** start of Record extracts **
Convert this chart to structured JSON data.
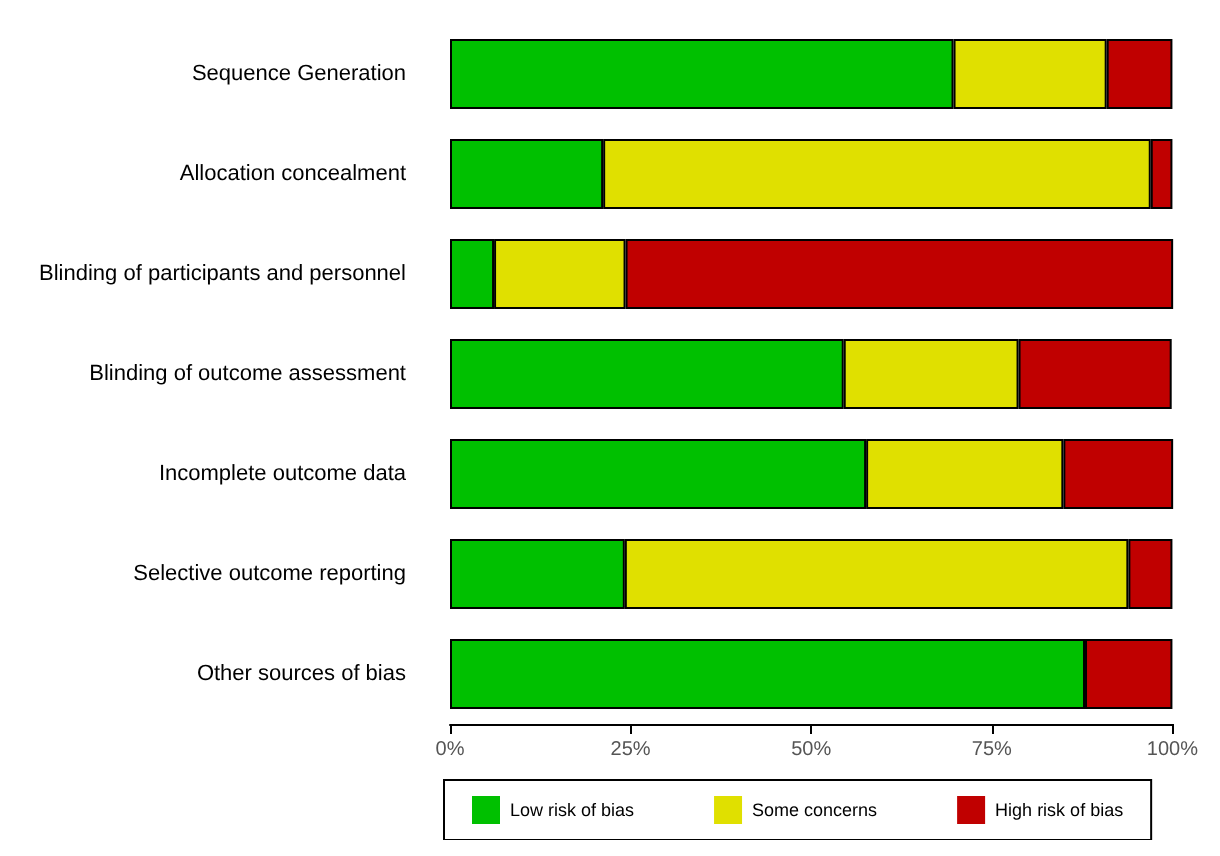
{
  "chart_data": {
    "type": "bar",
    "orientation": "horizontal",
    "stacked": true,
    "categories": [
      "Sequence Generation",
      "Allocation concealment",
      "Blinding of participants and personnel",
      "Blinding of outcome assessment",
      "Incomplete outcome data",
      "Selective outcome reporting",
      "Other sources of bias"
    ],
    "series": [
      {
        "name": "Low risk of bias",
        "color": "#00c000",
        "values": [
          69.7,
          21.2,
          6.1,
          54.5,
          57.6,
          24.2,
          87.9
        ]
      },
      {
        "name": "Some concerns",
        "color": "#e0e000",
        "values": [
          21.2,
          75.8,
          18.2,
          24.2,
          27.3,
          69.7,
          null
        ]
      },
      {
        "name": "High risk of bias",
        "color": "#c00000",
        "values": [
          9.1,
          3.0,
          75.8,
          21.2,
          15.2,
          6.1,
          12.1
        ]
      }
    ],
    "xlim": [
      0,
      100
    ],
    "xticks": [
      {
        "value": 0,
        "label": "0%"
      },
      {
        "value": 25,
        "label": "25%"
      },
      {
        "value": 50,
        "label": "50%"
      },
      {
        "value": 75,
        "label": "75%"
      },
      {
        "value": 100,
        "label": "100%"
      }
    ],
    "grid": false,
    "legend": "bottom"
  }
}
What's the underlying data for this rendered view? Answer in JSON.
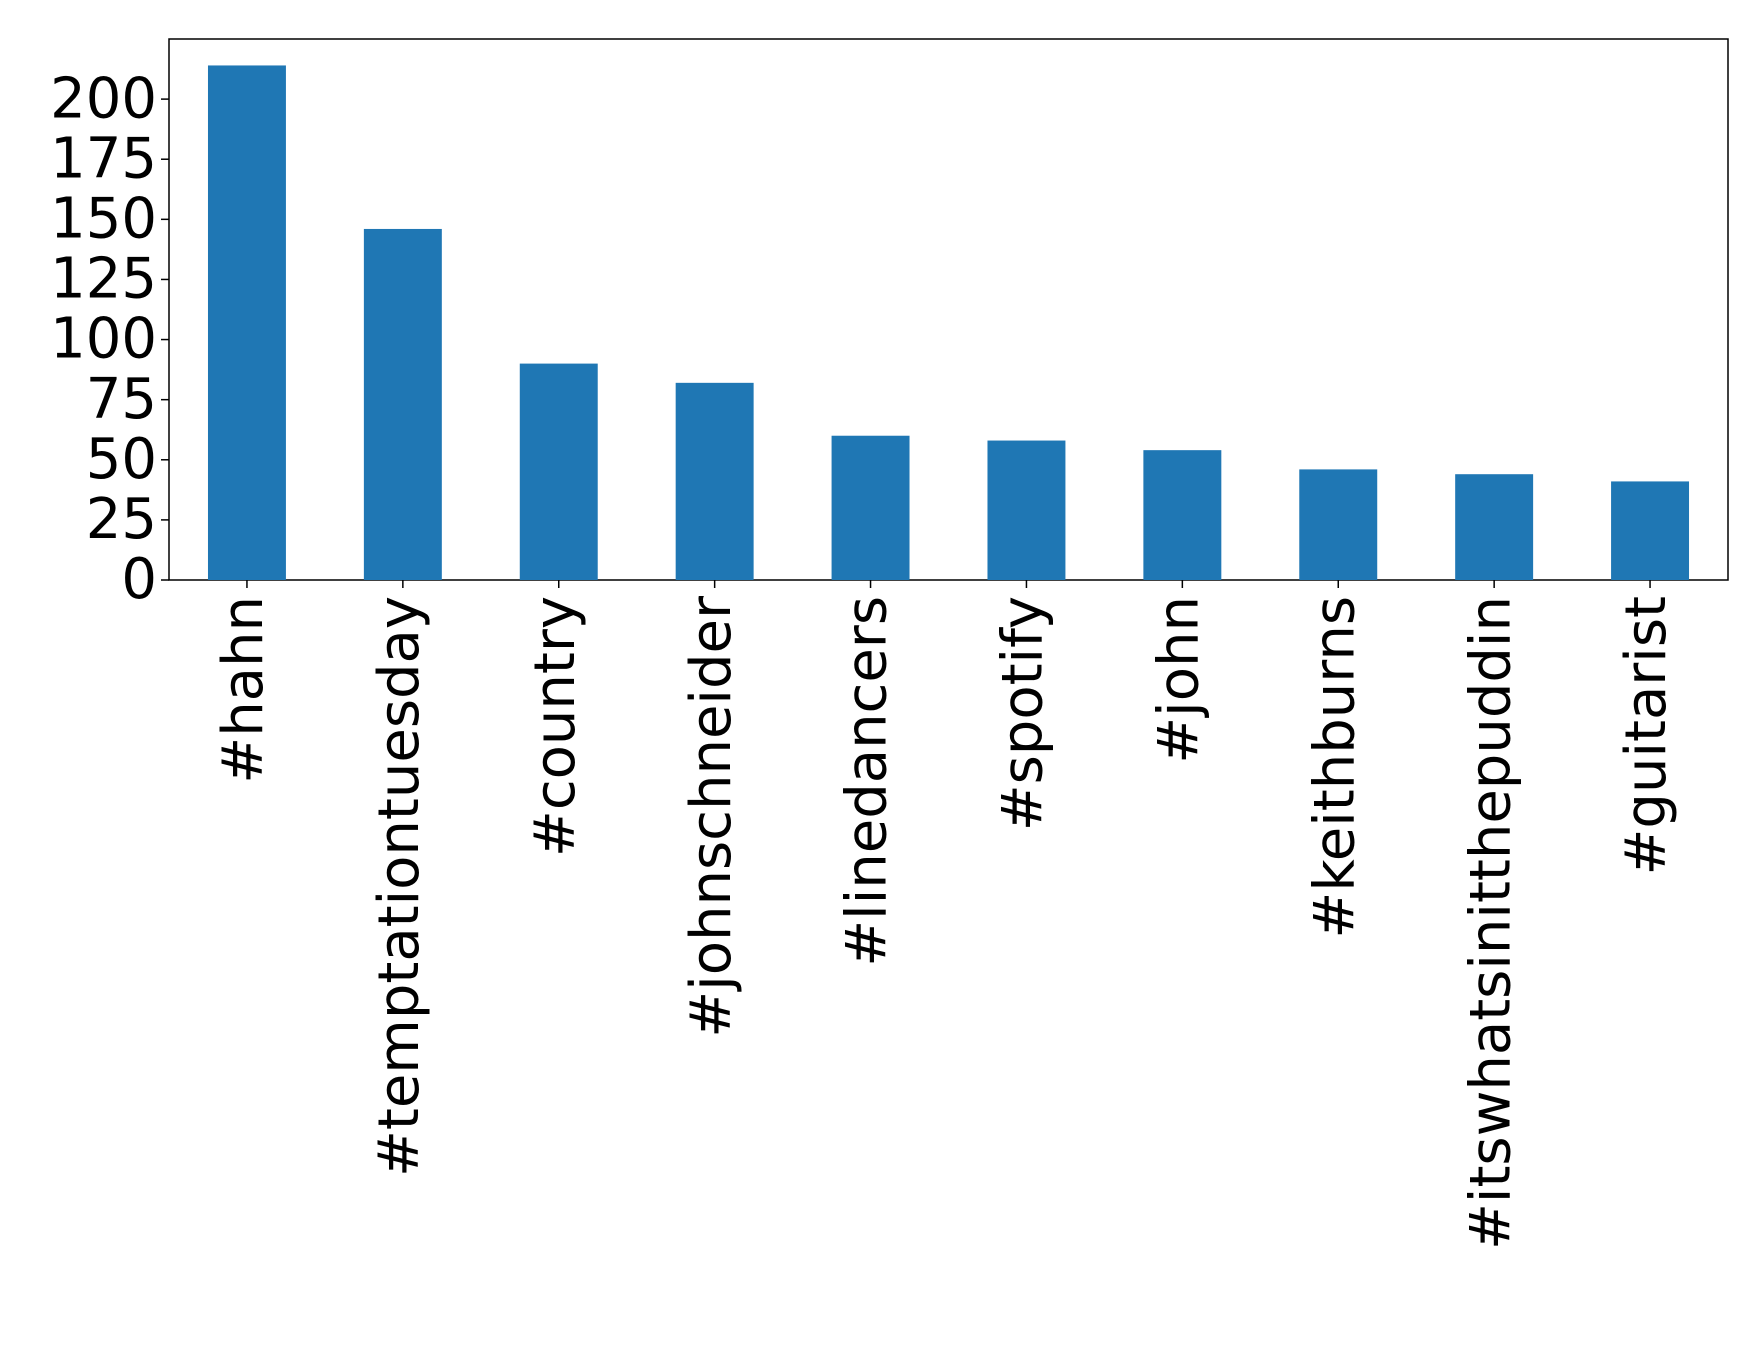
{
  "chart_data": {
    "type": "bar",
    "categories": [
      "#hahn",
      "#temptationtuesday",
      "#country",
      "#johnschneider",
      "#linedancers",
      "#spotify",
      "#john",
      "#keithburns",
      "#itswhatsinitthepuddin",
      "#guitarist"
    ],
    "values": [
      214,
      146,
      90,
      82,
      60,
      58,
      54,
      46,
      44,
      41
    ],
    "color": "#1f77b4",
    "ylim": [
      0,
      225
    ],
    "yticks": [
      0,
      25,
      50,
      75,
      100,
      125,
      150,
      175,
      200
    ],
    "grid": false
  }
}
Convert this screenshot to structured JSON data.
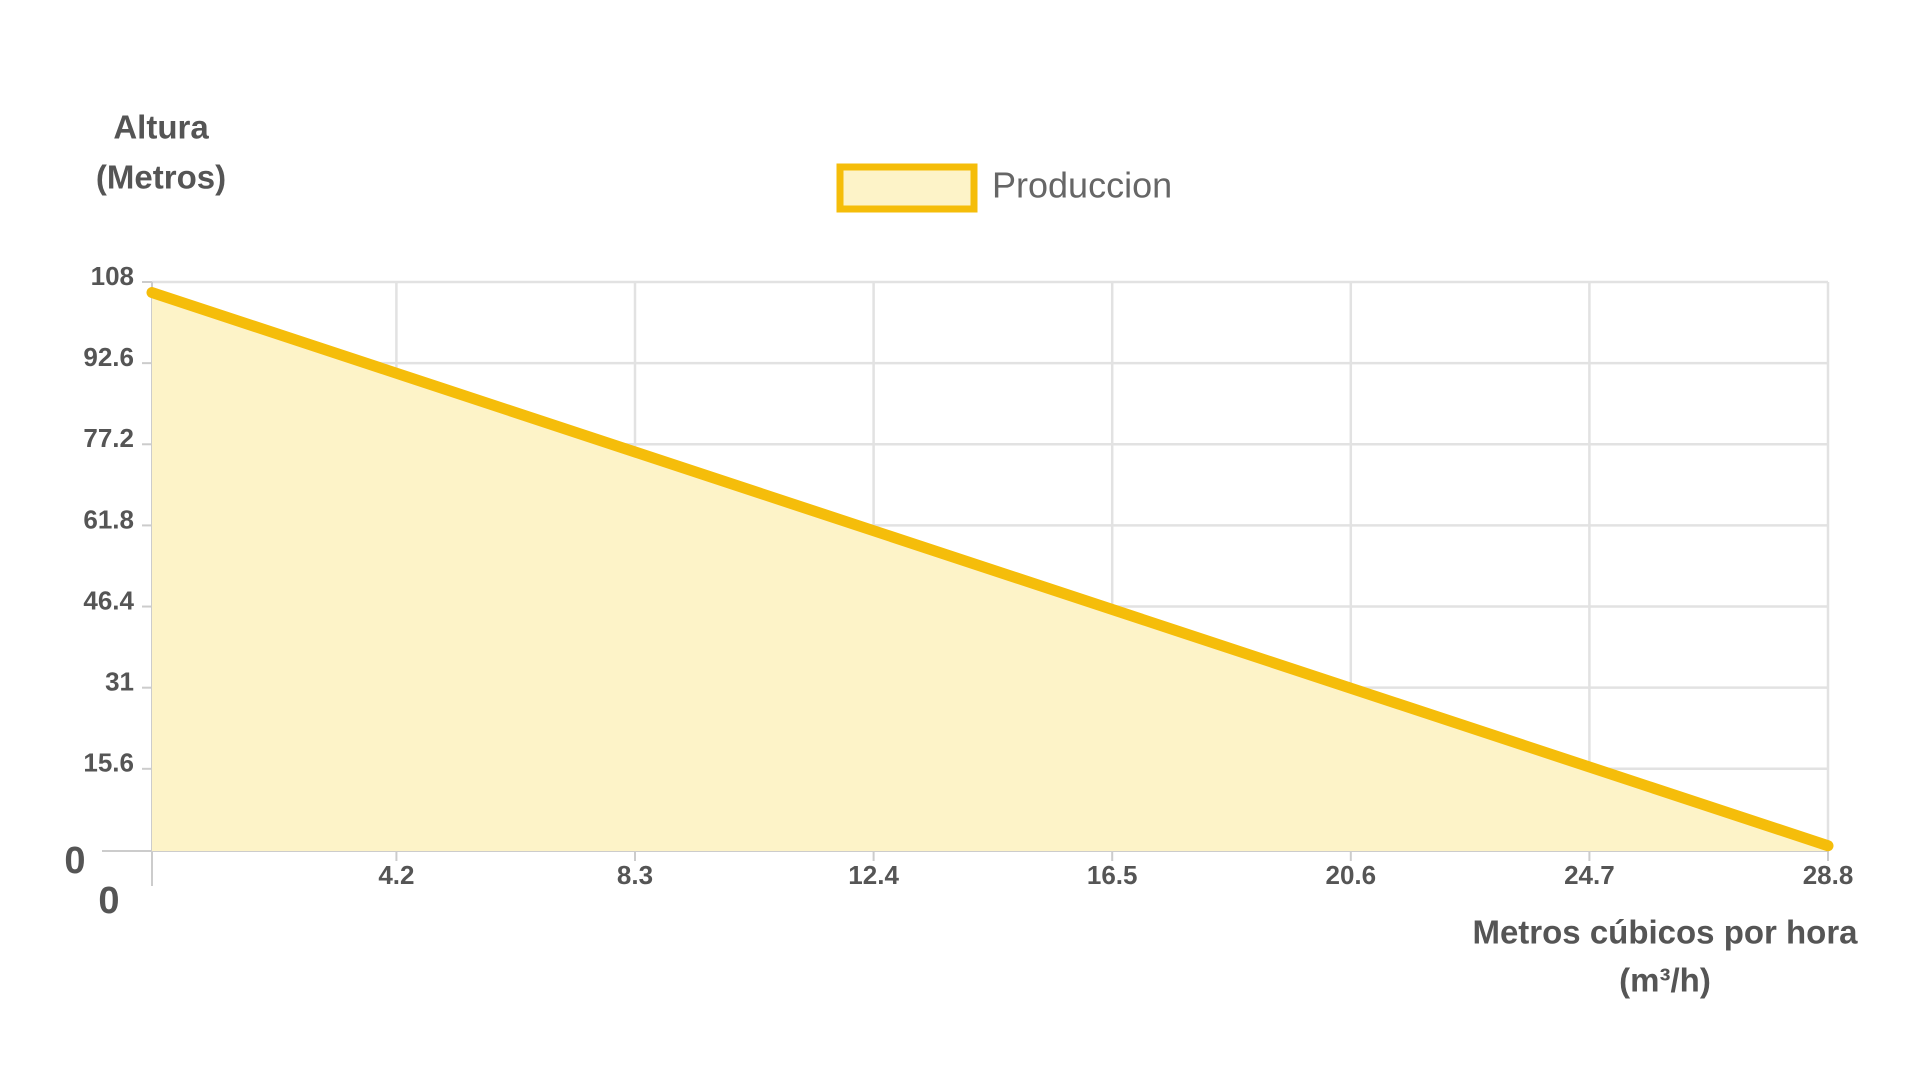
** end of Record extracts **
## Task statement
Pick out every line of the listing containing the word "Blinding", and show those lines.

## Solved exercise
      "Blinding of participants and personnel",
      "Blinding of outcome assessment",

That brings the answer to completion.